Figure data in JSON
— BEGIN —

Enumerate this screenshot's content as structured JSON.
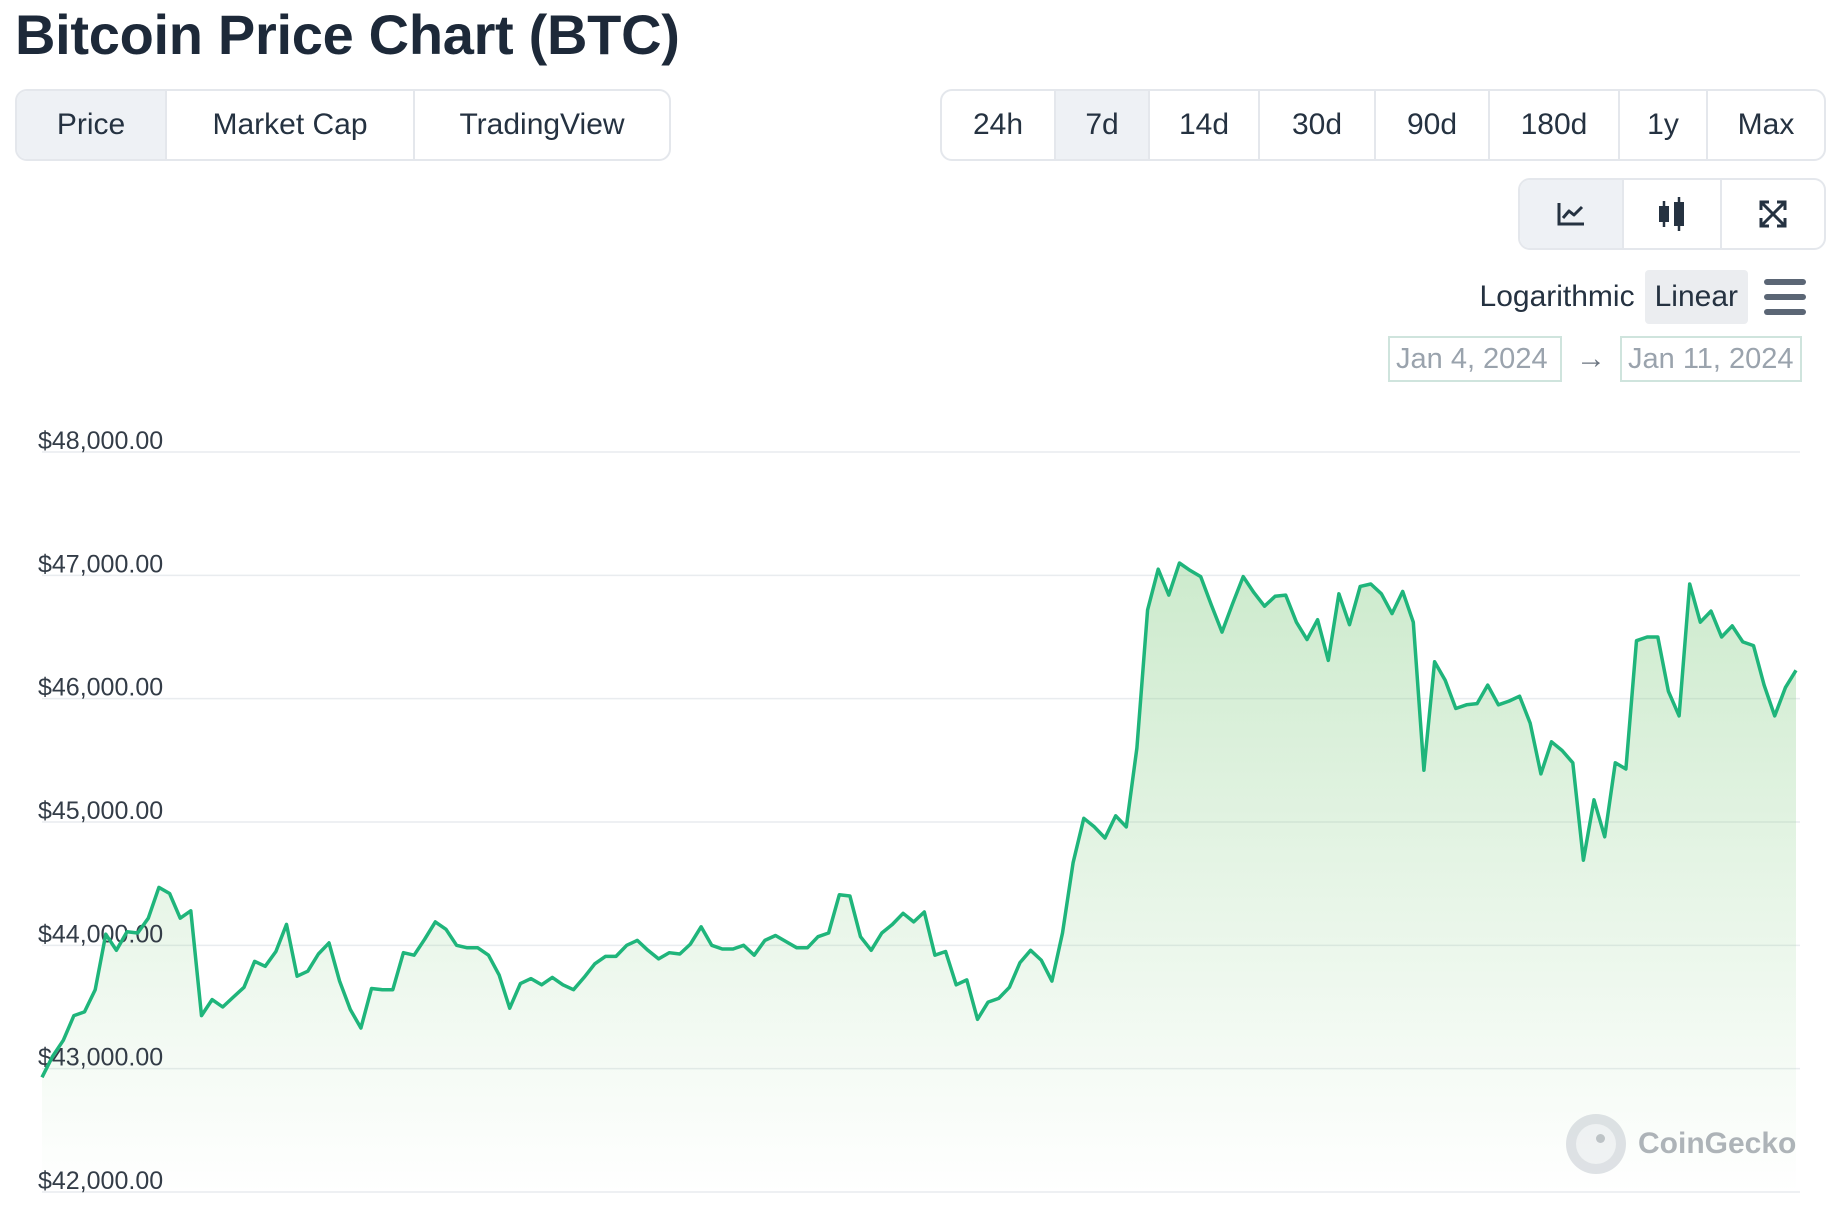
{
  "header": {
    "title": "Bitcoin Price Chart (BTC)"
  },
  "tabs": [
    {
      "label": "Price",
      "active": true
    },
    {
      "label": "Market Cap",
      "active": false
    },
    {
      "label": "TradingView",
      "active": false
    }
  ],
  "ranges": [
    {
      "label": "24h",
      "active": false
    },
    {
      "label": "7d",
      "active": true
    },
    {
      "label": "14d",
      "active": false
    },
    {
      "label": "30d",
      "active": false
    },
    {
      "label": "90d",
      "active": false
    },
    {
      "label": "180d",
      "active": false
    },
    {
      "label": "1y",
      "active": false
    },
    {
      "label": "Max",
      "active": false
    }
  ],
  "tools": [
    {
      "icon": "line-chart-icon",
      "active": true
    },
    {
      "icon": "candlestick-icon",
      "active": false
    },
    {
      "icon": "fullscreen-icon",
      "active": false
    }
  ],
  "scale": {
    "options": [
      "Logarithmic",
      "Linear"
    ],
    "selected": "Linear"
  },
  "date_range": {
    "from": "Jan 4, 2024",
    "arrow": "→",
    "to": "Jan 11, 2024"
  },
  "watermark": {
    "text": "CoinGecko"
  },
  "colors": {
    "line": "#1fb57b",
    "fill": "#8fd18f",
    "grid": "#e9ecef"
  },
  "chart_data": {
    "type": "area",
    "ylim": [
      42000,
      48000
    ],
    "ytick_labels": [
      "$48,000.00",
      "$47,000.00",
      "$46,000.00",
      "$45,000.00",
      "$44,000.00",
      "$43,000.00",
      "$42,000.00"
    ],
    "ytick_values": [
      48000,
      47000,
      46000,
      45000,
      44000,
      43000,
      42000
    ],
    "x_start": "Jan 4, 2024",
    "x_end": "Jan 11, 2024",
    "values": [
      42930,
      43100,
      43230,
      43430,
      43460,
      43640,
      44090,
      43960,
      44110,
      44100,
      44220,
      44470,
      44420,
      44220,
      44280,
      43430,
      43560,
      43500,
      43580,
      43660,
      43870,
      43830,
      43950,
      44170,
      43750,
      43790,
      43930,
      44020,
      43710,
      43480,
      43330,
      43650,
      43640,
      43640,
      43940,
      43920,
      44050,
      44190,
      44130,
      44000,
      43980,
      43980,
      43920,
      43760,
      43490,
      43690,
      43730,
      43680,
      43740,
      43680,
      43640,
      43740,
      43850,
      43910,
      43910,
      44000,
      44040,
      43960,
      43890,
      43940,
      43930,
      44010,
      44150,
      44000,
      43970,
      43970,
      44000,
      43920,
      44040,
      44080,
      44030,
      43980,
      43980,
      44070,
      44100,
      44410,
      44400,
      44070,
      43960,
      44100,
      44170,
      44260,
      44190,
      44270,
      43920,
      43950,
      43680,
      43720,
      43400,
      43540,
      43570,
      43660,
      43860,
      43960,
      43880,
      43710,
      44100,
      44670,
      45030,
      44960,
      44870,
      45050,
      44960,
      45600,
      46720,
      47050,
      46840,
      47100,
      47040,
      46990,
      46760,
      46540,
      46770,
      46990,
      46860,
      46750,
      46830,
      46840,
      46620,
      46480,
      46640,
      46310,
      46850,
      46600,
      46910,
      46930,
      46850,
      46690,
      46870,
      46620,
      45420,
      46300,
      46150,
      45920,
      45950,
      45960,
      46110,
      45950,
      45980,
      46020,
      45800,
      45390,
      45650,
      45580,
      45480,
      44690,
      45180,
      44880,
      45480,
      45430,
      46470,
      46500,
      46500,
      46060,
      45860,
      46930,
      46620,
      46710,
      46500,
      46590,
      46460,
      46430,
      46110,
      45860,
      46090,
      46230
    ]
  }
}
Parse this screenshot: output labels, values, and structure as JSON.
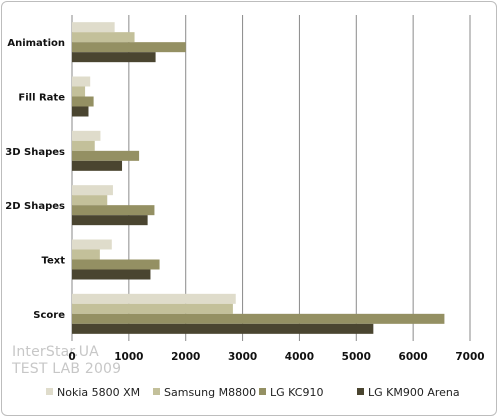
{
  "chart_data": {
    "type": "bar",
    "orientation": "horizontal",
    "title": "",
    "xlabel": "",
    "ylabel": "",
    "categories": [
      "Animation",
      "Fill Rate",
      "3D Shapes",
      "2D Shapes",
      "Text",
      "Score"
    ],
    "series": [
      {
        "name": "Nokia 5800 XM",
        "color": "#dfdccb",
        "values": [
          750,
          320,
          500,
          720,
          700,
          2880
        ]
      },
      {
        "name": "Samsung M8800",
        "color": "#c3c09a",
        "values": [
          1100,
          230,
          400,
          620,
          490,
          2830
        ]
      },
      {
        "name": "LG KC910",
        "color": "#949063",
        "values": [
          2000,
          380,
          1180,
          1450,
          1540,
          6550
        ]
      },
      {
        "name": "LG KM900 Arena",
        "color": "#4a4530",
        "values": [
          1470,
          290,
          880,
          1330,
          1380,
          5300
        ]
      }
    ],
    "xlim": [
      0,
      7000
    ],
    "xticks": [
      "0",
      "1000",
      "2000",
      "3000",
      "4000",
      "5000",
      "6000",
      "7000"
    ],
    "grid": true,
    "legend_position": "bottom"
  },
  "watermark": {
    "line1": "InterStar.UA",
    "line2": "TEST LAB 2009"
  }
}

— END —

◆ TASK OBJECTIVE:
Take each line of the material that contains the word "title" and list it.

◆ EXERCISE OUTPUT:
    "title": "Bitcoin Price Chart (BTC)"
    "title": "",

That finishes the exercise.